Data supplied
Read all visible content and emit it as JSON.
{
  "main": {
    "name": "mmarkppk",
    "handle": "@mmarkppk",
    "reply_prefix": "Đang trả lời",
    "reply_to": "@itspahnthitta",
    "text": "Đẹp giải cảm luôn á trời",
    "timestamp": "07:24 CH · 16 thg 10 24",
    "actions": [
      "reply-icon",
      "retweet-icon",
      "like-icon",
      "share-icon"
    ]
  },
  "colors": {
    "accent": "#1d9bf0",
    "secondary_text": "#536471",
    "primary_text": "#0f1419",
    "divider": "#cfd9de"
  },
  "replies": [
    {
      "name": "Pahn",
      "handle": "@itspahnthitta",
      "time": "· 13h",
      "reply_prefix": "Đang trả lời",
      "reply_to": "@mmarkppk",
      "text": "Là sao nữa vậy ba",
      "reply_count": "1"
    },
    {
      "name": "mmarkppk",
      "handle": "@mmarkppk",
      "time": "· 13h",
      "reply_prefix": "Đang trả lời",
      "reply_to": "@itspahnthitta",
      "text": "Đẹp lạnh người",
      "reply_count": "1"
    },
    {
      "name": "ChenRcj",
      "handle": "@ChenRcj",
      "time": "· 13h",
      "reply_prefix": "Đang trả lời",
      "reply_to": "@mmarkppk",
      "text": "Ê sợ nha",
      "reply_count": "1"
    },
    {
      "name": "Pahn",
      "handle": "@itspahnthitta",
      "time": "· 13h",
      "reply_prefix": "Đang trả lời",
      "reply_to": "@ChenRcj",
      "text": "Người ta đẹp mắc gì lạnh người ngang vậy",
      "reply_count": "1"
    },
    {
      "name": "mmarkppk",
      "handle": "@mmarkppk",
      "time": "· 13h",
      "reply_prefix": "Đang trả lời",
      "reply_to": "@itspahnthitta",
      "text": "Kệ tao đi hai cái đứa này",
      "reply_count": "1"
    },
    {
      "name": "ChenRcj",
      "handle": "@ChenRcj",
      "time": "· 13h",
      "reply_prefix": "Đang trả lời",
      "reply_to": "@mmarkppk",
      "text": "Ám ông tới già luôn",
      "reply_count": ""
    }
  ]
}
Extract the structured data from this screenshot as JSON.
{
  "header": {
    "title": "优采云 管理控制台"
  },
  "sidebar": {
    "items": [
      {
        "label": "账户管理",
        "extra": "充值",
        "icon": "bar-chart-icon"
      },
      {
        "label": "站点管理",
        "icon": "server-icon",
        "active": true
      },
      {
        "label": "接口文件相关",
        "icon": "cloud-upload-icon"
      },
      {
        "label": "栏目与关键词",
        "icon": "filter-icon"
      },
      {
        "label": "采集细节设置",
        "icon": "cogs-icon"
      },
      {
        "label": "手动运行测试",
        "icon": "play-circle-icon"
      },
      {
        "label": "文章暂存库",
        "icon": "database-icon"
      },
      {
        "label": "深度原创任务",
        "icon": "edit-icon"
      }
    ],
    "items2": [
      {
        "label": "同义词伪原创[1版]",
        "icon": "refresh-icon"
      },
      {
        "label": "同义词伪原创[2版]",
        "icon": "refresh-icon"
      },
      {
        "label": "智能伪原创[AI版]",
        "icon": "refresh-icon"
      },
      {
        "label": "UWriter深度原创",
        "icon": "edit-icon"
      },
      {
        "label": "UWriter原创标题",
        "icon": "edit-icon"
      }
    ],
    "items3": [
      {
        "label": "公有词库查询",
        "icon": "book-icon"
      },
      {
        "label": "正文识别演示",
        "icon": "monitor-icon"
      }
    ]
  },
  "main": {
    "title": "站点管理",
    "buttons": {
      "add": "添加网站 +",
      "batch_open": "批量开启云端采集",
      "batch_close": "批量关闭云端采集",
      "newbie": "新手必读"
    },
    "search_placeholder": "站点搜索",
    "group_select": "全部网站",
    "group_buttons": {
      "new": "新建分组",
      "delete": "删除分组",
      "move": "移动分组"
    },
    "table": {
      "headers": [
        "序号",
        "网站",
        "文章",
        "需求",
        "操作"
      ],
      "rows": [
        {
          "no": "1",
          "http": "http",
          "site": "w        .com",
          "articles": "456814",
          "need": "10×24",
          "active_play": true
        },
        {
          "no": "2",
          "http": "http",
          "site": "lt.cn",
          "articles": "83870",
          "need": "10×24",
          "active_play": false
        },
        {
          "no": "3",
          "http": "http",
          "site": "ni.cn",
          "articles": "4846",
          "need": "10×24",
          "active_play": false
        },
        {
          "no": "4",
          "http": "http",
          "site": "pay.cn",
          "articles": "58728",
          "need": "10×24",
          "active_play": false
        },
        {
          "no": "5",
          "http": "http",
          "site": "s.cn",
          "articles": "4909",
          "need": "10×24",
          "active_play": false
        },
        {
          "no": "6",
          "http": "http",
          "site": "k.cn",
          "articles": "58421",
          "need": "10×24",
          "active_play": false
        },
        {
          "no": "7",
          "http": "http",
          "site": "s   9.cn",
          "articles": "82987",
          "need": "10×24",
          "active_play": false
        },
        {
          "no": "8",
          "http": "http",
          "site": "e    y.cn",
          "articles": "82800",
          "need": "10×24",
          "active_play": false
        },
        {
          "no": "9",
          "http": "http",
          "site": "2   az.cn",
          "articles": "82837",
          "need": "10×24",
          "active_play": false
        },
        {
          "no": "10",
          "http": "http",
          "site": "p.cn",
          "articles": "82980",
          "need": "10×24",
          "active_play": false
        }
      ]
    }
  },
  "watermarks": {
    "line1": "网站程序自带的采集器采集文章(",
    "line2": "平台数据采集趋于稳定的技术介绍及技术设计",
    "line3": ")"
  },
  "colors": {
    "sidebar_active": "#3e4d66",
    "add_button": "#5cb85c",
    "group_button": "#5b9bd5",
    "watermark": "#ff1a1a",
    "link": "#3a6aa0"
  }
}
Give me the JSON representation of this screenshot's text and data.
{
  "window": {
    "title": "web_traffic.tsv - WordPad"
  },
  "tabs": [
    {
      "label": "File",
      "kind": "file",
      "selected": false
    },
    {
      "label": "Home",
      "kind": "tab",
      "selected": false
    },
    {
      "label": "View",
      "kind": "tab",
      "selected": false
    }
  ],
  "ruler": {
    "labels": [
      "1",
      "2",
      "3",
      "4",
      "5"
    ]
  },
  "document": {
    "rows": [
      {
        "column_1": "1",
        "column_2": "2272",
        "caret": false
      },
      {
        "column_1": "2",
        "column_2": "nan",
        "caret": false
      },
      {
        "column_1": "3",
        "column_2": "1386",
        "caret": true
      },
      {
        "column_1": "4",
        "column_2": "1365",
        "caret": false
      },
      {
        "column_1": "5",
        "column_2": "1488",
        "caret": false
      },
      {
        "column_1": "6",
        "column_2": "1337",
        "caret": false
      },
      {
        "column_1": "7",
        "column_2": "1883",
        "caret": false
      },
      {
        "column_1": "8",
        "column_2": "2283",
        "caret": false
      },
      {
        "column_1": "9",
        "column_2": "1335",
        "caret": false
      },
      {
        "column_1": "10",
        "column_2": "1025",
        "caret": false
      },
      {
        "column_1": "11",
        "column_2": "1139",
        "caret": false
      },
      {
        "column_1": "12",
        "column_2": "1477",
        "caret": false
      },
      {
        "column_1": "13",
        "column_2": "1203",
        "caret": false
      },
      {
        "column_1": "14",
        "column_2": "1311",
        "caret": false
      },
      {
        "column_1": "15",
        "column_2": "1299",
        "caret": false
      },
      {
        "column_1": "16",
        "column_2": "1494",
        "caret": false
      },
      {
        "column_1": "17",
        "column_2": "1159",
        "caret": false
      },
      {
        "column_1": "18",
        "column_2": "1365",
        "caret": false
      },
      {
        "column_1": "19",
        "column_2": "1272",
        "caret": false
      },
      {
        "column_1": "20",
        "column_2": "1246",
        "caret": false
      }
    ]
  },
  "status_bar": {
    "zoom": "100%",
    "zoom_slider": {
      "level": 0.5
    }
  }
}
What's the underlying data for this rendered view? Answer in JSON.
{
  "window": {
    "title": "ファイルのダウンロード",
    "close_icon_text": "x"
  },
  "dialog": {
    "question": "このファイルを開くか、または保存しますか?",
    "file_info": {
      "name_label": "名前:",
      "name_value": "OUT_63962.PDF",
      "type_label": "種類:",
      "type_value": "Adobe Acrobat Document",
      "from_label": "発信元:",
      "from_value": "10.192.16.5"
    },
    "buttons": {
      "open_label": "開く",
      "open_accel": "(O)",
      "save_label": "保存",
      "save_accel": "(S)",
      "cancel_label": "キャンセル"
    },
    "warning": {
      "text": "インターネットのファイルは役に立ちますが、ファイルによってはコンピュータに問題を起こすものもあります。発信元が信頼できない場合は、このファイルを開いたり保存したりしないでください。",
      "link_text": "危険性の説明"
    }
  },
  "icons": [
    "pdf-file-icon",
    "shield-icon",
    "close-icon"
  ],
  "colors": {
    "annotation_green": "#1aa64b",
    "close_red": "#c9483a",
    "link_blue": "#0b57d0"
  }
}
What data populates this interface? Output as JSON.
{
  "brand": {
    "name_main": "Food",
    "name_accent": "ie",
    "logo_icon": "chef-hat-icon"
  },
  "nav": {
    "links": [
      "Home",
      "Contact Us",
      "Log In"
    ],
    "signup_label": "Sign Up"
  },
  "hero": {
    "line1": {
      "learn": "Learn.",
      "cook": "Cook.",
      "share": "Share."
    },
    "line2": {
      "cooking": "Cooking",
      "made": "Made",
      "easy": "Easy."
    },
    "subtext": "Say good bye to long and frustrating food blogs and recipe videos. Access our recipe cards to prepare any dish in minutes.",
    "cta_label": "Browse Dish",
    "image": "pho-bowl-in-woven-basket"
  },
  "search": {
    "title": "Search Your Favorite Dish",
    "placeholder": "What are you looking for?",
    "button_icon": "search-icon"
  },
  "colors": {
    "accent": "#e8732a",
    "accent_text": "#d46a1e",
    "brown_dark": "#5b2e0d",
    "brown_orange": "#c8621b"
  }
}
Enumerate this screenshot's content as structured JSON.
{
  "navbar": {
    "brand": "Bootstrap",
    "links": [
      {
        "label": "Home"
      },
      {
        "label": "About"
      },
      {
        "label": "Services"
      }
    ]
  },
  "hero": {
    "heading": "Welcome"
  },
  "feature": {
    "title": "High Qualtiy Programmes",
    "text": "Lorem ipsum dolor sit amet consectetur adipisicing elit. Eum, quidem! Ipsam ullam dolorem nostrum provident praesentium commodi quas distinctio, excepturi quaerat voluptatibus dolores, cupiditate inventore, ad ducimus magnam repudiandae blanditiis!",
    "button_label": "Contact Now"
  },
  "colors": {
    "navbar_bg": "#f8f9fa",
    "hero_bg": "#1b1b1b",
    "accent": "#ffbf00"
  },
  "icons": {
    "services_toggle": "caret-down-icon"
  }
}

Given exercise
Identify the lines of the entries containing the string "site". Copy each such line.

Correct output
          "site": "w        .com",
          "site": "lt.cn",
          "site": "ni.cn",
          "site": "pay.cn",
          "site": "s.cn",
          "site": "k.cn",
          "site": "s   9.cn",
          "site": "e    y.cn",
          "site": "2   az.cn",
          "site": "p.cn",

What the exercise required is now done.